• TO BE DONE:
Retype each record shown below, leaving every character as it is.

• ENTRIES PROVIDED:
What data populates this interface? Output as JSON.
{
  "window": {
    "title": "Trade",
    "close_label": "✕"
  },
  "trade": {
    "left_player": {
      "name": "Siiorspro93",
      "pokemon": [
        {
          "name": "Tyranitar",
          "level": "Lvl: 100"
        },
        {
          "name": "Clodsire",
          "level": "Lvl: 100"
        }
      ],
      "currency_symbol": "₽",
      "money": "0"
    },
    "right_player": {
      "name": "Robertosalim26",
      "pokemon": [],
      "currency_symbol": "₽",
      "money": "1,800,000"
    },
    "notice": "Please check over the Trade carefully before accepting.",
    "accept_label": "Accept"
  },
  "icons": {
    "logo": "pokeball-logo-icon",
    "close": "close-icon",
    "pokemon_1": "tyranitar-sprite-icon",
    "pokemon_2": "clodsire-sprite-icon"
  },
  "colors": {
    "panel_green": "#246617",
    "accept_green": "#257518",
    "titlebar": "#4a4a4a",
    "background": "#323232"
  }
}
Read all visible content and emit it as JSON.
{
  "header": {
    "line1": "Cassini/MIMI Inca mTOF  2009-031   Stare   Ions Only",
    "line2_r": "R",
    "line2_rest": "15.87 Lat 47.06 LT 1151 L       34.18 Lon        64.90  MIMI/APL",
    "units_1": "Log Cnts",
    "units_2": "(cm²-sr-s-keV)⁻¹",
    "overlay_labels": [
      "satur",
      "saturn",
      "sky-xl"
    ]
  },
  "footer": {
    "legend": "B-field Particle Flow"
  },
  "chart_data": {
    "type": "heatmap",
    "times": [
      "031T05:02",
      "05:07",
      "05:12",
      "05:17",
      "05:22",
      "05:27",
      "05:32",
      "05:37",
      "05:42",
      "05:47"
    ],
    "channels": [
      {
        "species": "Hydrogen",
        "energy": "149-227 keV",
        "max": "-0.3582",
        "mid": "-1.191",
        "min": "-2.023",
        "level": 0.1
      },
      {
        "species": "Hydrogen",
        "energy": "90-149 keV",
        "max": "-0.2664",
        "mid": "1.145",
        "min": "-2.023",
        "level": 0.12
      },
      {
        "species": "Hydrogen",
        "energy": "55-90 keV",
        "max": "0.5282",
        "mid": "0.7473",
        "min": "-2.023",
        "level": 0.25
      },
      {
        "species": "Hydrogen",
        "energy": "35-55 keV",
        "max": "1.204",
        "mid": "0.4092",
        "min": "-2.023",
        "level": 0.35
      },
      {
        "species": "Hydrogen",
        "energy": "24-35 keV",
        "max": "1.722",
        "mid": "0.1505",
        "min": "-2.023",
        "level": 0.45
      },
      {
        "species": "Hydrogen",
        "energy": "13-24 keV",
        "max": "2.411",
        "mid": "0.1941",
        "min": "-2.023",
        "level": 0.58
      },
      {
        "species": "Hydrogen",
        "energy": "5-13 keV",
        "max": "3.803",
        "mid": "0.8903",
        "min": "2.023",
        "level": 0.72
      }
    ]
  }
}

• RESULT BELOW:
What data populates this interface? Output as JSON.
{
  "window": {
    "title": "Trade",
    "close_label": "✕"
  },
  "trade": {
    "left_player": {
      "name": "Siiorspro93",
      "pokemon": [
        {
          "name": "Tyranitar",
          "level": "Lvl: 100"
        },
        {
          "name": "Clodsire",
          "level": "Lvl: 100"
        }
      ],
      "currency_symbol": "₽",
      "money": "0"
    },
    "right_player": {
      "name": "Robertosalim26",
      "pokemon": [],
      "currency_symbol": "₽",
      "money": "1,800,000"
    },
    "notice": "Please check over the Trade carefully before accepting.",
    "accept_label": "Accept"
  },
  "icons": {
    "logo": "pokeball-logo-icon",
    "close": "close-icon",
    "pokemon_1": "tyranitar-sprite-icon",
    "pokemon_2": "clodsire-sprite-icon"
  },
  "colors": {
    "panel_green": "#246617",
    "accept_green": "#257518",
    "titlebar": "#4a4a4a",
    "background": "#323232"
  }
}
Read all visible content and emit it as JSON.
{
  "header": {
    "line1": "Cassini/MIMI Inca mTOF  2009-031   Stare   Ions Only",
    "line2_r": "R",
    "line2_rest": "15.87 Lat 47.06 LT 1151 L       34.18 Lon        64.90  MIMI/APL",
    "units_1": "Log Cnts",
    "units_2": "(cm²-sr-s-keV)⁻¹",
    "overlay_labels": [
      "satur",
      "saturn",
      "sky-xl"
    ]
  },
  "footer": {
    "legend": "B-field Particle Flow"
  },
  "chart_data": {
    "type": "heatmap",
    "times": [
      "031T05:02",
      "05:07",
      "05:12",
      "05:17",
      "05:22",
      "05:27",
      "05:32",
      "05:37",
      "05:42",
      "05:47"
    ],
    "channels": [
      {
        "species": "Hydrogen",
        "energy": "149-227 keV",
        "max": "-0.3582",
        "mid": "-1.191",
        "min": "-2.023",
        "level": 0.1
      },
      {
        "species": "Hydrogen",
        "energy": "90-149 keV",
        "max": "-0.2664",
        "mid": "1.145",
        "min": "-2.023",
        "level": 0.12
      },
      {
        "species": "Hydrogen",
        "energy": "55-90 keV",
        "max": "0.5282",
        "mid": "0.7473",
        "min": "-2.023",
        "level": 0.25
      },
      {
        "species": "Hydrogen",
        "energy": "35-55 keV",
        "max": "1.204",
        "mid": "0.4092",
        "min": "-2.023",
        "level": 0.35
      },
      {
        "species": "Hydrogen",
        "energy": "24-35 keV",
        "max": "1.722",
        "mid": "0.1505",
        "min": "-2.023",
        "level": 0.45
      },
      {
        "species": "Hydrogen",
        "energy": "13-24 keV",
        "max": "2.411",
        "mid": "0.1941",
        "min": "-2.023",
        "level": 0.58
      },
      {
        "species": "Hydrogen",
        "energy": "5-13 keV",
        "max": "3.803",
        "mid": "0.8903",
        "min": "2.023",
        "level": 0.72
      }
    ]
  }
}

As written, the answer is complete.